EXTRACTED DATA:
══════════
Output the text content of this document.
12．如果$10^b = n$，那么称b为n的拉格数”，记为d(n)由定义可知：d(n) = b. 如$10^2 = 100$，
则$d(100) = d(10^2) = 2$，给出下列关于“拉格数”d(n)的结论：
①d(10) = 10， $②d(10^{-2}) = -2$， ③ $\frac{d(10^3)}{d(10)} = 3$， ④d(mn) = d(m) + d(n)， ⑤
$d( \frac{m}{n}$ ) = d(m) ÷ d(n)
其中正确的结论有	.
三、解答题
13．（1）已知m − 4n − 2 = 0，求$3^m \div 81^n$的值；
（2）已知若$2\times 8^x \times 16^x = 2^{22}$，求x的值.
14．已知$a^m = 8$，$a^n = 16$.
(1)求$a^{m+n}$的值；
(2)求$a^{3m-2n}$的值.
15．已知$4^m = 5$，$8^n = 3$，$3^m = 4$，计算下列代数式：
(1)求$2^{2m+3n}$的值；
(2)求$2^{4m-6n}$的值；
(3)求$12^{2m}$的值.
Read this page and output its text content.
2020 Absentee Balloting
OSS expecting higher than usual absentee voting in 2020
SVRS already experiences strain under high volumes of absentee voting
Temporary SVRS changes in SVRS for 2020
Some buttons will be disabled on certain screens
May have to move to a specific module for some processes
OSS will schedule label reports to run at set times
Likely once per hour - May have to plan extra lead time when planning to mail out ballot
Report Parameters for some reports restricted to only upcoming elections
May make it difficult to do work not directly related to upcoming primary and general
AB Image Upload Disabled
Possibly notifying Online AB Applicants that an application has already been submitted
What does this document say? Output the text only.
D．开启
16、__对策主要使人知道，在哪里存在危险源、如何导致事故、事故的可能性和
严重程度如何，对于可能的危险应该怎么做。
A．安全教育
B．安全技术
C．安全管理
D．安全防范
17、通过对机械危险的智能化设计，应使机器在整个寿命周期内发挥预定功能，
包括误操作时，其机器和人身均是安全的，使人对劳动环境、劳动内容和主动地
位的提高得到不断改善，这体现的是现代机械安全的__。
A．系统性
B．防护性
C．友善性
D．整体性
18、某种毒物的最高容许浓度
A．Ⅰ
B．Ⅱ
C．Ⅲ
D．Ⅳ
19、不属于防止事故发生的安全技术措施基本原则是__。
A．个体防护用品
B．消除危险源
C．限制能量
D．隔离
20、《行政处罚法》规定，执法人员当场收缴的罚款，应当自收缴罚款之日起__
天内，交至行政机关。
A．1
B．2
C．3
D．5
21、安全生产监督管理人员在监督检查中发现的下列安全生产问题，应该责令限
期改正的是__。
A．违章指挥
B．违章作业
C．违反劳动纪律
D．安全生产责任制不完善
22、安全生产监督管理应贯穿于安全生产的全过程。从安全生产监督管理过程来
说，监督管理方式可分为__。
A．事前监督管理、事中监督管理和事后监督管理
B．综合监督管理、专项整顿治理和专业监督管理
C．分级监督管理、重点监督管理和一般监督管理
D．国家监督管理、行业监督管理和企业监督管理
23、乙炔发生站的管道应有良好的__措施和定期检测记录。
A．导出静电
══════════
What do the records say? Quote them all exactly.

WRITTEN SOLUTION:
Output the text content of this document.
12．如果$10^b = n$，那么称b为n的拉格数”，记为d(n)由定义可知：d(n) = b. 如$10^2 = 100$，
则$d(100) = d(10^2) = 2$，给出下列关于“拉格数”d(n)的结论：
①d(10) = 10， $②d(10^{-2}) = -2$， ③ $\frac{d(10^3)}{d(10)} = 3$， ④d(mn) = d(m) + d(n)， ⑤
$d( \frac{m}{n}$ ) = d(m) ÷ d(n)
其中正确的结论有	.
三、解答题
13．（1）已知m − 4n − 2 = 0，求$3^m \div 81^n$的值；
（2）已知若$2\times 8^x \times 16^x = 2^{22}$，求x的值.
14．已知$a^m = 8$，$a^n = 16$.
(1)求$a^{m+n}$的值；
(2)求$a^{3m-2n}$的值.
15．已知$4^m = 5$，$8^n = 3$，$3^m = 4$，计算下列代数式：
(1)求$2^{2m+3n}$的值；
(2)求$2^{4m-6n}$的值；
(3)求$12^{2m}$的值.
Read this page and output its text content.
2020 Absentee Balloting
OSS expecting higher than usual absentee voting in 2020
SVRS already experiences strain under high volumes of absentee voting
Temporary SVRS changes in SVRS for 2020
Some buttons will be disabled on certain screens
May have to move to a specific module for some processes
OSS will schedule label reports to run at set times
Likely once per hour - May have to plan extra lead time when planning to mail out ballot
Report Parameters for some reports restricted to only upcoming elections
May make it difficult to do work not directly related to upcoming primary and general
AB Image Upload Disabled
Possibly notifying Online AB Applicants that an application has already been submitted
What does this document say? Output the text only.
D．开启
16、__对策主要使人知道，在哪里存在危险源、如何导致事故、事故的可能性和
严重程度如何，对于可能的危险应该怎么做。
A．安全教育
B．安全技术
C．安全管理
D．安全防范
17、通过对机械危险的智能化设计，应使机器在整个寿命周期内发挥预定功能，
包括误操作时，其机器和人身均是安全的，使人对劳动环境、劳动内容和主动地
位的提高得到不断改善，这体现的是现代机械安全的__。
A．系统性
B．防护性
C．友善性
D．整体性
18、某种毒物的最高容许浓度
A．Ⅰ
B．Ⅱ
C．Ⅲ
D．Ⅳ
19、不属于防止事故发生的安全技术措施基本原则是__。
A．个体防护用品
B．消除危险源
C．限制能量
D．隔离
20、《行政处罚法》规定，执法人员当场收缴的罚款，应当自收缴罚款之日起__
天内，交至行政机关。
A．1
B．2
C．3
D．5
21、安全生产监督管理人员在监督检查中发现的下列安全生产问题，应该责令限
期改正的是__。
A．违章指挥
B．违章作业
C．违反劳动纪律
D．安全生产责任制不完善
22、安全生产监督管理应贯穿于安全生产的全过程。从安全生产监督管理过程来
说，监督管理方式可分为__。
A．事前监督管理、事中监督管理和事后监督管理
B．综合监督管理、专项整顿治理和专业监督管理
C．分级监督管理、重点监督管理和一般监督管理
D．国家监督管理、行业监督管理和企业监督管理
23、乙炔发生站的管道应有良好的__措施和定期检测记录。
A．导出静电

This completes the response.